-- start Supplied material --

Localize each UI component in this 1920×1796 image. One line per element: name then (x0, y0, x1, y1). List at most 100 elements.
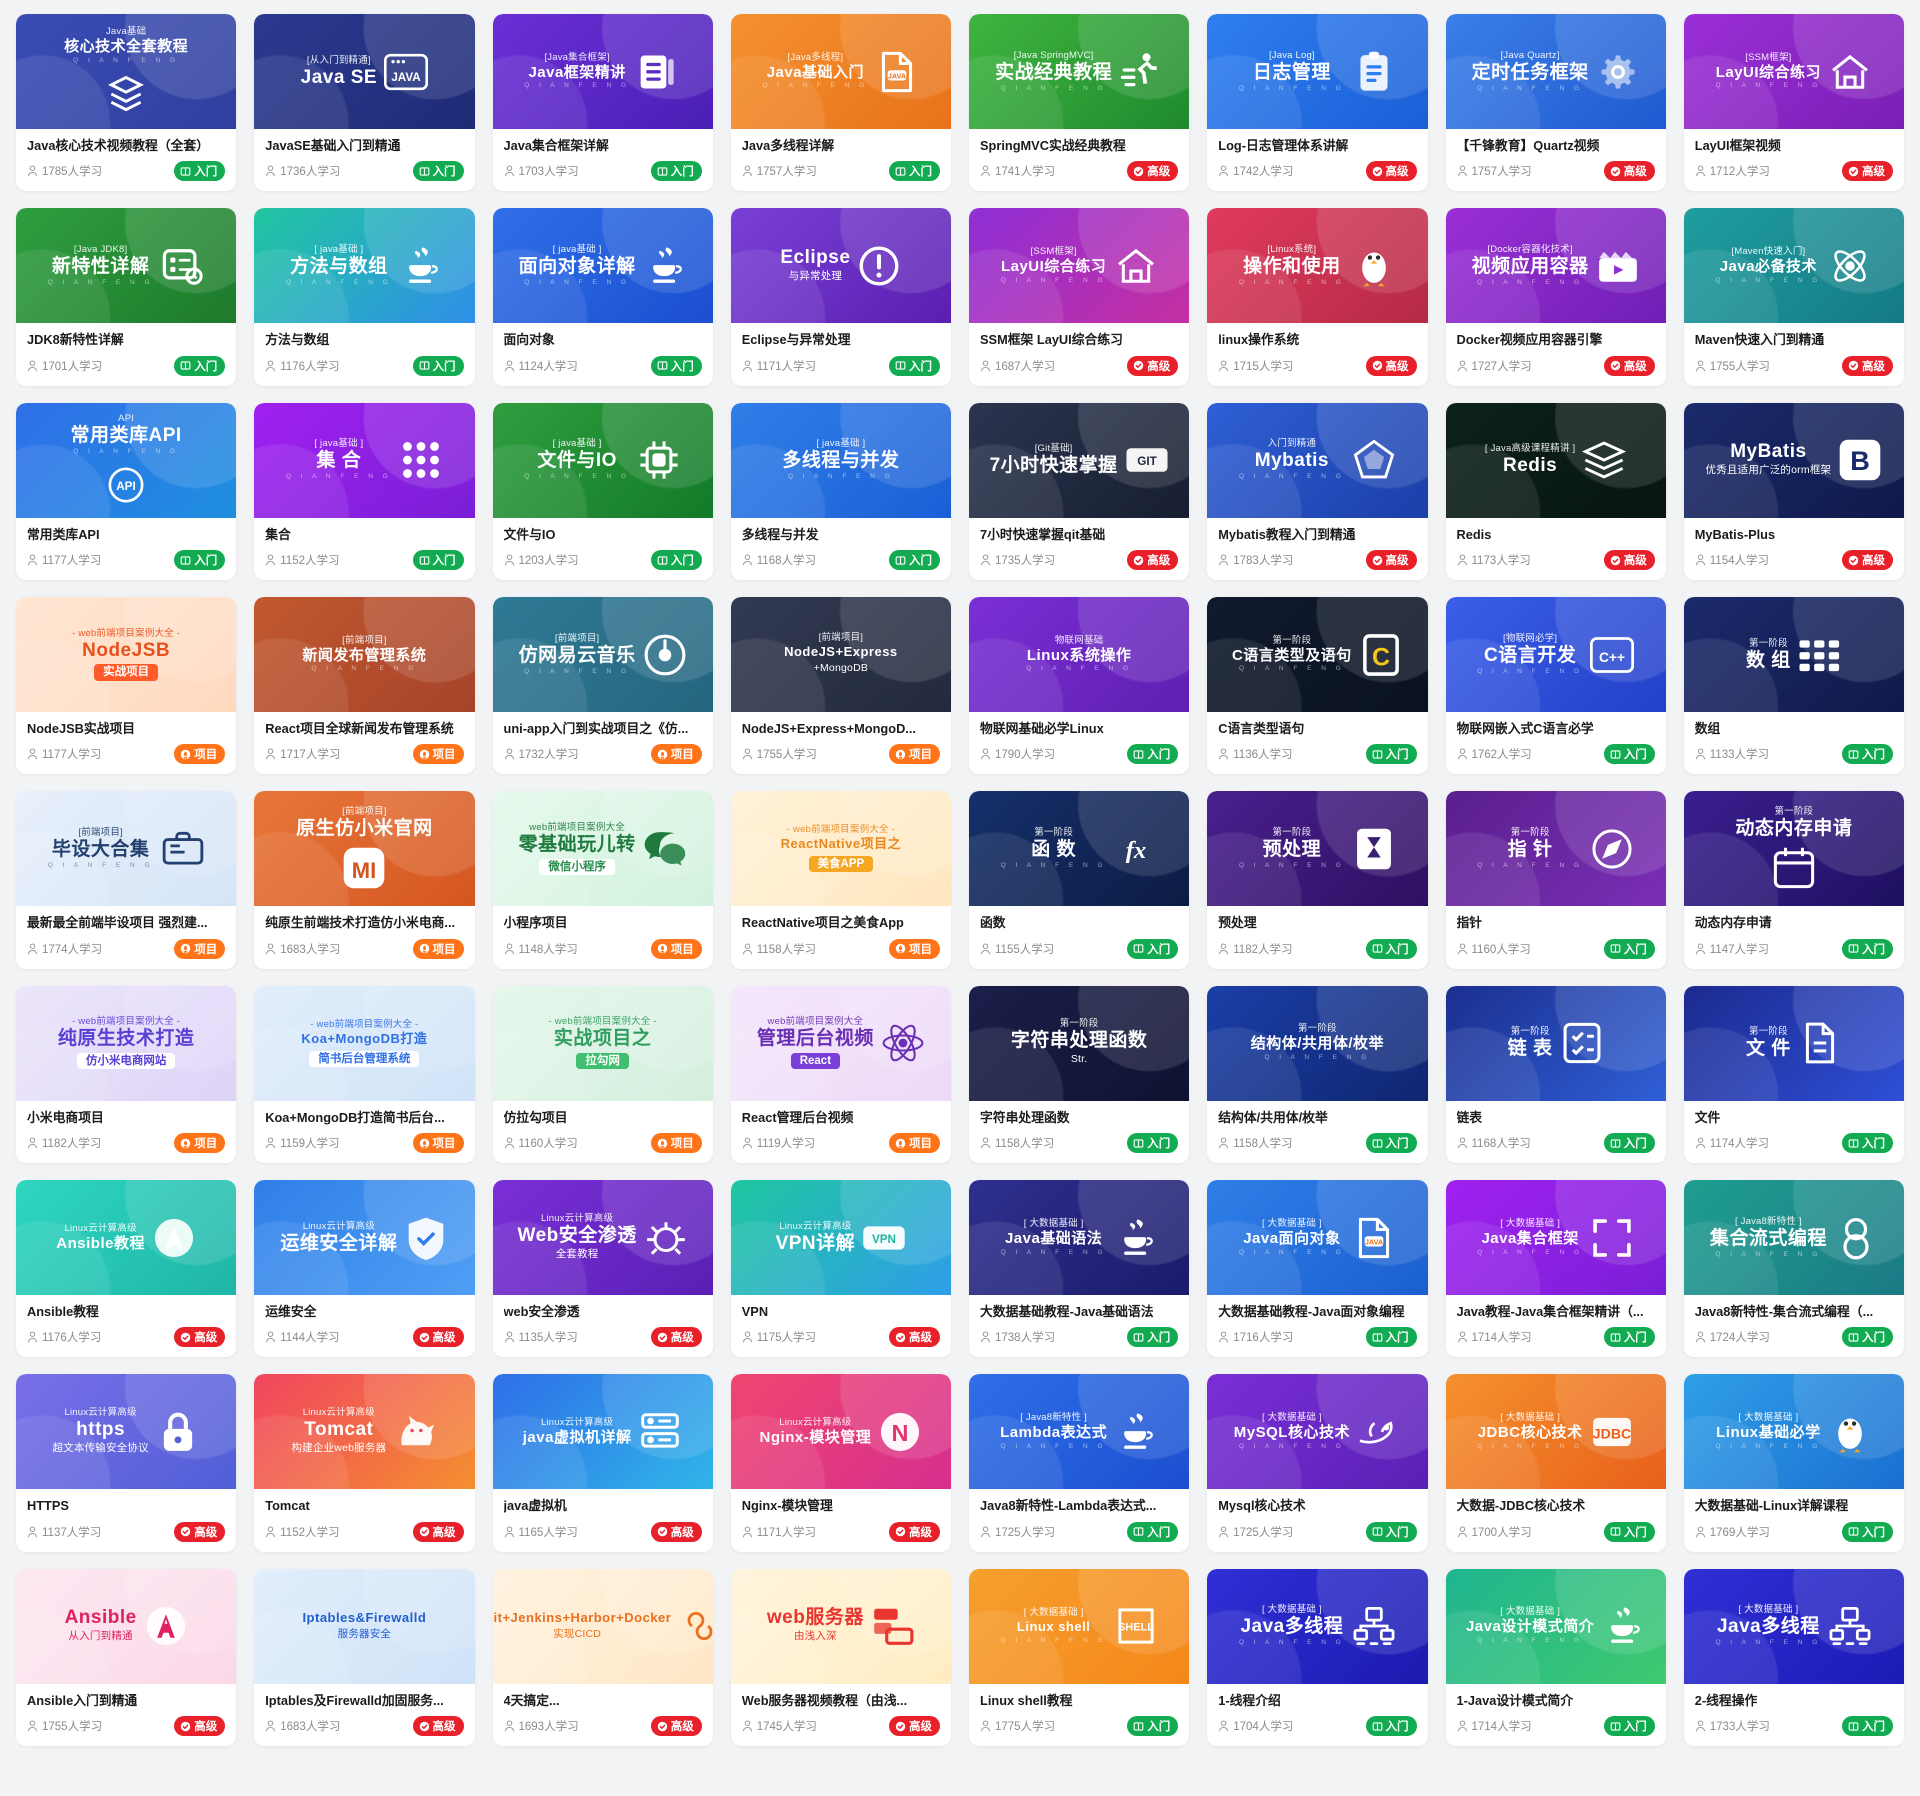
course-title[interactable]: Redis (1456, 526, 1492, 542)
course-cover[interactable]: Linux云计算高级 java虚拟机详解 (492, 1374, 713, 1490)
course-title[interactable]: 【千锋教育】Quartz视频 (1456, 138, 1600, 153)
course-cover[interactable]: Eclipse 与异常处理 (730, 208, 951, 324)
course-card[interactable]: 第一阶段 指 针 Q I A N F E N G 指针 1160人学习 入门 (1445, 791, 1666, 969)
course-cover[interactable]: Iptables&Firewalld 服务器安全 (254, 1568, 475, 1684)
course-title[interactable]: Koa+MongoDB打造简书后台... (265, 1109, 445, 1125)
course-card[interactable]: 物联网基础 Linux系统操作 Q I A N F E N G 物联网基础必学L… (969, 597, 1190, 775)
course-card[interactable]: [Linux系统] 操作和使用 Q I A N F E N G linux操作系… (1207, 208, 1428, 386)
course-title[interactable]: uni-app入门到实战项目之《仿... (503, 721, 689, 737)
course-title[interactable]: 集合 (265, 526, 291, 542)
course-card[interactable]: 入门到精通 Mybatis Q I A N F E N G Mybatis教程入… (1207, 402, 1428, 581)
course-card[interactable]: [前端项目] 新闻发布管理系统 Q I A N F E N G React项目全… (254, 597, 475, 775)
course-title[interactable]: 常用类库API (27, 526, 100, 542)
course-title[interactable]: 运维安全 (265, 1304, 317, 1320)
course-card[interactable]: [Java JDK8] 新特性详解 Q I A N F E N G JDK8新特… (16, 208, 237, 386)
course-card[interactable]: [ java基础 ] 集 合 Q I A N F E N G 集合 1152人学… (254, 402, 475, 581)
course-cover[interactable]: [前端项目] 仿网易云音乐 Q I A N F E N G (492, 597, 713, 713)
course-card[interactable]: Git+Jenkins+Harbor+Docker 实现CICD 4天搞定...… (492, 1568, 713, 1747)
course-title[interactable]: Mysql核心技术 (1218, 1498, 1306, 1514)
course-card[interactable]: [SSM框架] LayUI综合练习 Q I A N F E N G LayUI框… (1683, 14, 1904, 192)
course-title[interactable]: 多线程与并发 (741, 526, 819, 542)
course-cover[interactable]: 第一阶段 指 针 Q I A N F E N G (1445, 791, 1666, 907)
course-card[interactable]: - web前端项目案例大全 - Koa+MongoDB打造 简书后台管理系统 K… (254, 985, 475, 1164)
course-card[interactable]: [从入门到精通] Java SE JAVA JavaSE基础入门到精通 1736… (254, 14, 475, 192)
course-cover[interactable]: [ java基础 ] 集 合 Q I A N F E N G (254, 402, 475, 518)
course-card[interactable]: [Java Quartz] 定时任务框架 Q I A N F E N G 【千锋… (1445, 14, 1666, 192)
course-title[interactable]: Iptables及Firewalld加固服务... (265, 1692, 444, 1708)
course-title[interactable]: React项目全球新闻发布管理系统 (265, 721, 454, 737)
course-card[interactable]: [ 大数据基础 ] Java多线程 Q I A N F E N G 2-线程操作… (1683, 1568, 1904, 1747)
course-title[interactable]: NodeJS+Express+MongoD... (741, 721, 916, 737)
course-card[interactable]: Linux云计算高级 Nginx-模块管理 N Nginx-模块管理 1171人… (730, 1374, 951, 1552)
course-card[interactable]: [前端项目] 毕设大合集 Q I A N F E N G 最新最全前端毕设项目 … (16, 791, 237, 969)
course-title[interactable]: Maven快速入门到精通 (1694, 332, 1825, 348)
course-title[interactable]: Web服务器视频教程（由浅... (741, 1692, 908, 1708)
course-title[interactable]: SSM框架 LayUI综合练习 (980, 332, 1123, 348)
course-card[interactable]: [前端项目] 原生仿小米官网 MI 纯原生前端技术打造仿小米电商... 1683… (254, 791, 475, 969)
course-cover[interactable]: 第一阶段 动态内存申请 (1683, 791, 1904, 907)
course-title[interactable]: 面向对象 (503, 332, 555, 348)
course-title[interactable]: Java集合框架详解 (503, 138, 609, 153)
course-card[interactable]: [ java基础 ] 多线程与并发 Q I A N F E N G 多线程与并发… (730, 402, 951, 581)
course-title[interactable]: 1-Java设计模式简介 (1456, 1692, 1574, 1708)
course-card[interactable]: Linux云计算高级 运维安全详解 运维安全 1144人学习 高级 (254, 1180, 475, 1358)
course-card[interactable]: [ java基础 ] 文件与IO Q I A N F E N G 文件与IO 1… (492, 402, 713, 581)
course-card[interactable]: 第一阶段 预处理 Q I A N F E N G 预处理 1182人学习 入门 (1207, 791, 1428, 969)
course-cover[interactable]: - web前端项目案例大全 - Koa+MongoDB打造 简书后台管理系统 (254, 985, 475, 1101)
course-title[interactable]: Linux shell教程 (980, 1692, 1073, 1708)
course-title[interactable]: 方法与数组 (265, 332, 330, 348)
course-cover[interactable]: - web前端项目案例大全 - 实战项目之 拉勾网 (492, 985, 713, 1101)
course-cover[interactable]: Linux云计算高级 Ansible教程 (16, 1180, 237, 1296)
course-title[interactable]: MyBatis-Plus (1694, 526, 1776, 542)
course-cover[interactable]: Linux云计算高级 Nginx-模块管理 N (730, 1374, 951, 1490)
course-title[interactable]: linux操作系统 (1218, 332, 1300, 348)
course-cover[interactable]: Ansible 从入门到精通 (16, 1568, 237, 1684)
course-cover[interactable]: web前端项目案例大全 零基础玩儿转 微信小程序 (492, 791, 713, 907)
course-title[interactable]: Mybatis教程入门到精通 (1218, 526, 1356, 542)
course-card[interactable]: Iptables&Firewalld 服务器安全 Iptables及Firewa… (254, 1568, 475, 1747)
course-cover[interactable]: API 常用类库API Q I A N F E N G API (16, 402, 237, 518)
course-title[interactable]: Java8新特性-Lambda表达式... (980, 1498, 1157, 1514)
course-title[interactable]: 结构体/共用体/枚举 (1218, 1109, 1328, 1125)
course-title[interactable]: 仿拉勾项目 (503, 1109, 568, 1125)
course-title[interactable]: 7小时快速掌握qit基础 (980, 526, 1106, 542)
course-card[interactable]: Java基础 核心技术全套教程 Q I A N F E N G Java核心技术… (16, 14, 237, 192)
course-cover[interactable]: [SSM框架] LayUI综合练习 Q I A N F E N G (969, 208, 1190, 324)
course-cover[interactable]: 第一阶段 预处理 Q I A N F E N G (1207, 791, 1428, 907)
course-cover[interactable]: [Java Log] 日志管理 Q I A N F E N G (1207, 14, 1428, 129)
course-title[interactable]: 指针 (1456, 915, 1483, 931)
course-card[interactable]: [Java多线程] Java基础入门 Q I A N F E N G JAVA … (730, 14, 951, 192)
course-title[interactable]: NodeJSB实战项目 (27, 721, 136, 737)
course-card[interactable]: 第一阶段 文 件 文件 1174人学习 入门 (1683, 985, 1904, 1164)
course-cover[interactable]: [Java集合框架] Java框架精讲 Q I A N F E N G (492, 14, 713, 129)
course-card[interactable]: [ 大数据基础 ] Java基础语法 Q I A N F E N G 大数据基础… (969, 1180, 1190, 1358)
course-cover[interactable]: [ java基础 ] 文件与IO Q I A N F E N G (492, 402, 713, 518)
course-cover[interactable]: [从入门到精通] Java SE JAVA (254, 14, 475, 129)
course-title[interactable]: 2-线程操作 (1694, 1692, 1758, 1708)
course-card[interactable]: [ 大数据基础 ] Linux shell Q I A N F E N G SH… (969, 1568, 1190, 1747)
course-title[interactable]: 小米电商项目 (27, 1109, 104, 1125)
course-title[interactable]: 4天搞定... (503, 1692, 560, 1708)
course-title[interactable]: Nginx-模块管理 (741, 1498, 833, 1514)
course-title[interactable]: Ansible教程 (27, 1304, 99, 1320)
course-cover[interactable]: [ 大数据基础 ] Java多线程 Q I A N F E N G (1207, 1568, 1428, 1684)
course-cover[interactable]: [前端项目] 原生仿小米官网 MI (254, 791, 475, 907)
course-cover[interactable]: 第一阶段 结构体/共用体/枚举 Q I A N F E N G (1207, 985, 1428, 1101)
course-card[interactable]: Ansible 从入门到精通 Ansible入门到精通 1755人学习 高级 (16, 1568, 237, 1747)
course-card[interactable]: - web前端项目案例大全 - NodeJSB 实战项目 NodeJSB实战项目… (16, 597, 237, 775)
course-card[interactable]: [ java基础 ] 面向对象详解 Q I A N F E N G 面向对象 1… (492, 208, 713, 386)
course-cover[interactable]: web服务器 由浅入深 (730, 1568, 951, 1684)
course-card[interactable]: [Git基础] 7小时快速掌握 GIT 7小时快速掌握qit基础 1735人学习… (969, 402, 1190, 581)
course-cover[interactable]: [Java SpringMVC] 实战经典教程 Q I A N F E N G (969, 14, 1190, 129)
course-title[interactable]: Eclipse与异常处理 (741, 332, 851, 348)
course-card[interactable]: Eclipse 与异常处理 Eclipse与异常处理 1171人学习 入门 (730, 208, 951, 386)
course-card[interactable]: [ 大数据基础 ] MySQL核心技术 Q I A N F E N G Mysq… (1207, 1374, 1428, 1552)
course-title[interactable]: 物联网基础必学Linux (980, 721, 1104, 737)
course-cover[interactable]: [Git基础] 7小时快速掌握 GIT (969, 402, 1190, 518)
course-card[interactable]: [物联网必学] C语言开发 Q I A N F E N G C++ 物联网嵌入式… (1445, 597, 1666, 775)
course-card[interactable]: web前端项目案例大全 零基础玩儿转 微信小程序 小程序项目 1148人学习 项… (492, 791, 713, 969)
course-card[interactable]: 第一阶段 结构体/共用体/枚举 Q I A N F E N G 结构体/共用体/… (1207, 985, 1428, 1164)
course-cover[interactable]: [Maven快速入门] Java必备技术 Q I A N F E N G (1683, 208, 1904, 324)
course-title[interactable]: Tomcat (265, 1498, 310, 1514)
course-card[interactable]: 第一阶段 动态内存申请 动态内存申请 1147人学习 入门 (1683, 791, 1904, 969)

-- end Supplied material --

## Work required
Copy the rows above verbatim, beginning with the row containing "course-title[interactable]: Redis (1456, 526, 1492, 542)" and ending after the row containing "138, 1600, 153)".

## Full output
course-title[interactable]: Redis (1456, 526, 1492, 542)
course-cover[interactable]: Linux云计算高级 java虚拟机详解 (492, 1374, 713, 1490)
course-title[interactable]: 【千锋教育】Quartz视频 (1456, 138, 1600, 153)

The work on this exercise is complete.